Data items:
>> Begin

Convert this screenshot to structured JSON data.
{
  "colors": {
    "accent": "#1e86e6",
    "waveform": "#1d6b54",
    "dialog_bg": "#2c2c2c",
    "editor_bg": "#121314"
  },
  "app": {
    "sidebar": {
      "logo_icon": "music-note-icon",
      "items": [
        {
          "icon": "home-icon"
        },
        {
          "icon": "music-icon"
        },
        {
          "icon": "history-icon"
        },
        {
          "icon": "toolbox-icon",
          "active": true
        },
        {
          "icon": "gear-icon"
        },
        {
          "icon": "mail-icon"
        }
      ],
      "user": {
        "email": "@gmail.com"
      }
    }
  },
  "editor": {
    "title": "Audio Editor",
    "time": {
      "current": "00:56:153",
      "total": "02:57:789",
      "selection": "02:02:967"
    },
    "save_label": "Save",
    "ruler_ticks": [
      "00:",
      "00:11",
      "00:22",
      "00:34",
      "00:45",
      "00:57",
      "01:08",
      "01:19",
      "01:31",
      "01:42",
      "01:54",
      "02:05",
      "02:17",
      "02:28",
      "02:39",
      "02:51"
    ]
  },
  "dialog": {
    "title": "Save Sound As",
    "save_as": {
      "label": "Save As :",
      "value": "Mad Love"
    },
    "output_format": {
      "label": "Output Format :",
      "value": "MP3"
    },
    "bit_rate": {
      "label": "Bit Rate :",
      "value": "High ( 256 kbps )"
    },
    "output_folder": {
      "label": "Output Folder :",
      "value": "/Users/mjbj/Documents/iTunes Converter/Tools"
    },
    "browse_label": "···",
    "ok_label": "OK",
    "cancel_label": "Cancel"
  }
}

>> End

--- INSTRUCTIONS TO FOLLOW ---
Quote the listing in full, please, keeping every line exact.

--- REPLY TO THE TASK ---
Convert this screenshot to structured JSON data.
{
  "colors": {
    "accent": "#1e86e6",
    "waveform": "#1d6b54",
    "dialog_bg": "#2c2c2c",
    "editor_bg": "#121314"
  },
  "app": {
    "sidebar": {
      "logo_icon": "music-note-icon",
      "items": [
        {
          "icon": "home-icon"
        },
        {
          "icon": "music-icon"
        },
        {
          "icon": "history-icon"
        },
        {
          "icon": "toolbox-icon",
          "active": true
        },
        {
          "icon": "gear-icon"
        },
        {
          "icon": "mail-icon"
        }
      ],
      "user": {
        "email": "@gmail.com"
      }
    }
  },
  "editor": {
    "title": "Audio Editor",
    "time": {
      "current": "00:56:153",
      "total": "02:57:789",
      "selection": "02:02:967"
    },
    "save_label": "Save",
    "ruler_ticks": [
      "00:",
      "00:11",
      "00:22",
      "00:34",
      "00:45",
      "00:57",
      "01:08",
      "01:19",
      "01:31",
      "01:42",
      "01:54",
      "02:05",
      "02:17",
      "02:28",
      "02:39",
      "02:51"
    ]
  },
  "dialog": {
    "title": "Save Sound As",
    "save_as": {
      "label": "Save As :",
      "value": "Mad Love"
    },
    "output_format": {
      "label": "Output Format :",
      "value": "MP3"
    },
    "bit_rate": {
      "label": "Bit Rate :",
      "value": "High ( 256 kbps )"
    },
    "output_folder": {
      "label": "Output Folder :",
      "value": "/Users/mjbj/Documents/iTunes Converter/Tools"
    },
    "browse_label": "···",
    "ok_label": "OK",
    "cancel_label": "Cancel"
  }
}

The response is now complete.